#### To be done
Find the string "market" in the data, then copy every line where it is found.

Data extracted from a collection:

● ● ● ● ● ● ●

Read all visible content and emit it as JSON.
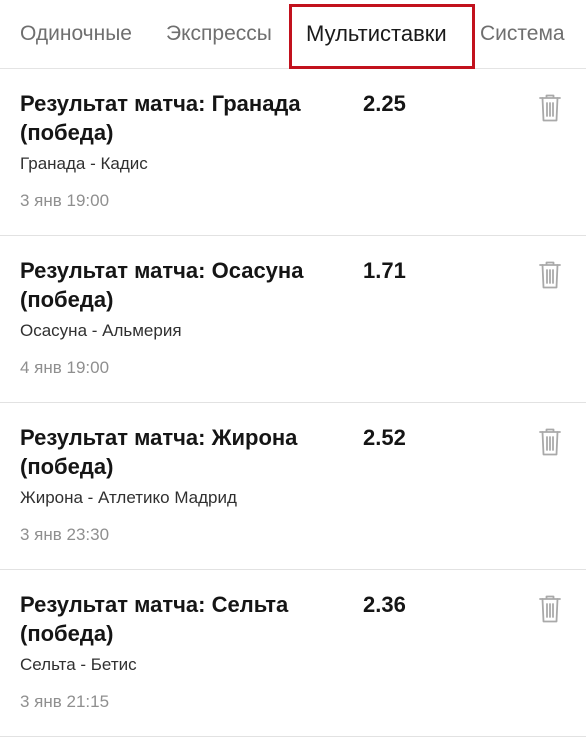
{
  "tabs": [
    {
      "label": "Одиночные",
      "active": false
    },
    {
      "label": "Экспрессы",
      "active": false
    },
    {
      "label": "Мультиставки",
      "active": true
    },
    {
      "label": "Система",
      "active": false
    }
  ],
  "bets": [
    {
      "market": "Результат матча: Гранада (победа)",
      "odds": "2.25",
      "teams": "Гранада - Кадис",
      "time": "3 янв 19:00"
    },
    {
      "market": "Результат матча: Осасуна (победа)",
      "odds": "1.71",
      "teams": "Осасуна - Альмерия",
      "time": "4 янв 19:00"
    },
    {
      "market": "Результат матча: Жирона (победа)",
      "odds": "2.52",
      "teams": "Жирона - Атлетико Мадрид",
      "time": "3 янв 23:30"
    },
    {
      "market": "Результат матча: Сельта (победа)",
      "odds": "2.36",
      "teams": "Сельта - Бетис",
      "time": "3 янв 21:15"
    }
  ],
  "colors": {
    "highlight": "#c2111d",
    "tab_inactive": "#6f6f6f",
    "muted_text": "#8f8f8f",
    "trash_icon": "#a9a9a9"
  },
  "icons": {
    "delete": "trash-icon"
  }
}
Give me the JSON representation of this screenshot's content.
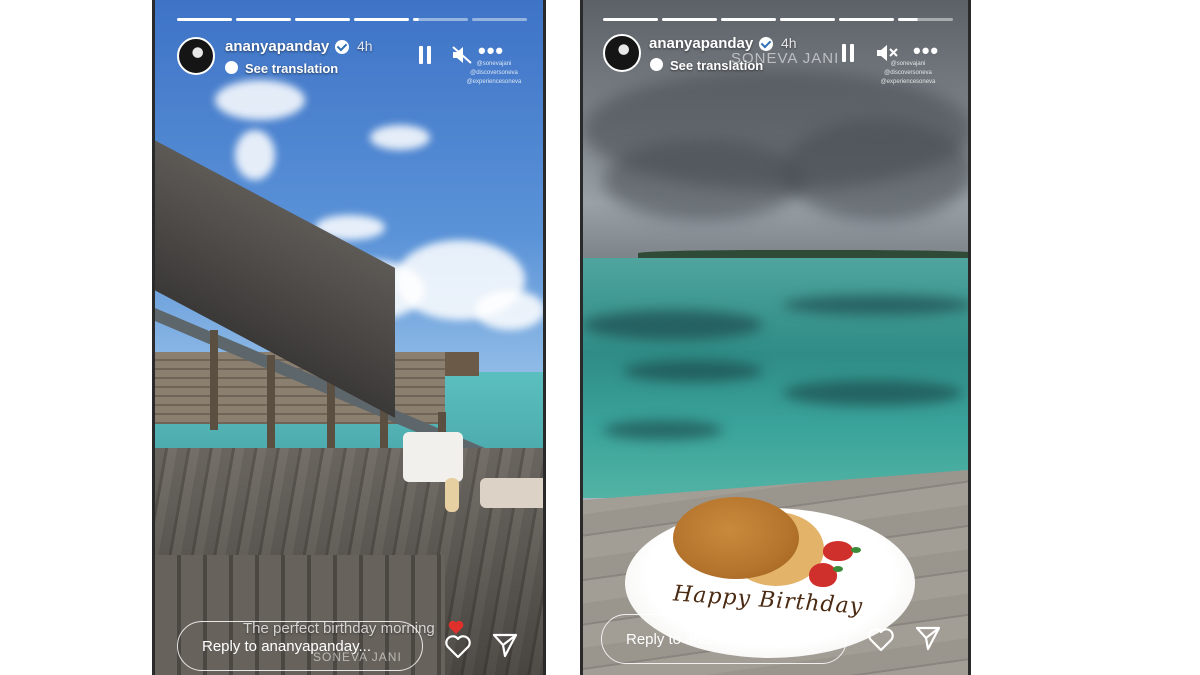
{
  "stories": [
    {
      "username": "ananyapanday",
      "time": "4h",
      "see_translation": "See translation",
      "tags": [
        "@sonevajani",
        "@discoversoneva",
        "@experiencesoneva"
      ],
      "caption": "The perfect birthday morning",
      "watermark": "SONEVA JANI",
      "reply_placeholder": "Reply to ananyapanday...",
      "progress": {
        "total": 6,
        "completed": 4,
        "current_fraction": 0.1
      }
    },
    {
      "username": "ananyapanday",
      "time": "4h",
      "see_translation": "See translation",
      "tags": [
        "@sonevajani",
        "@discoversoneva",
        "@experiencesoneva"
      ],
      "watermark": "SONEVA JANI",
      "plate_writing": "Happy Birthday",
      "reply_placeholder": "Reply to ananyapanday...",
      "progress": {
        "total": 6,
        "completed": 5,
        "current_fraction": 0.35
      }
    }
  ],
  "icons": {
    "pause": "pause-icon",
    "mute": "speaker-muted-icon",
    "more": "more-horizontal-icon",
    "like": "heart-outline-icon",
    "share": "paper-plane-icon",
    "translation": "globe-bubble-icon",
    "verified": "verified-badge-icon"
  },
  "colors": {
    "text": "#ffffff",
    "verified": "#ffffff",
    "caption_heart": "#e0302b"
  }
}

● ● ● ● ● ● ●

#### Answer
      "market": "Результат матча: Гранада (победа)",
      "market": "Результат матча: Осасуна (победа)",
      "market": "Результат матча: Жирона (победа)",
      "market": "Результат матча: Сельта (победа)",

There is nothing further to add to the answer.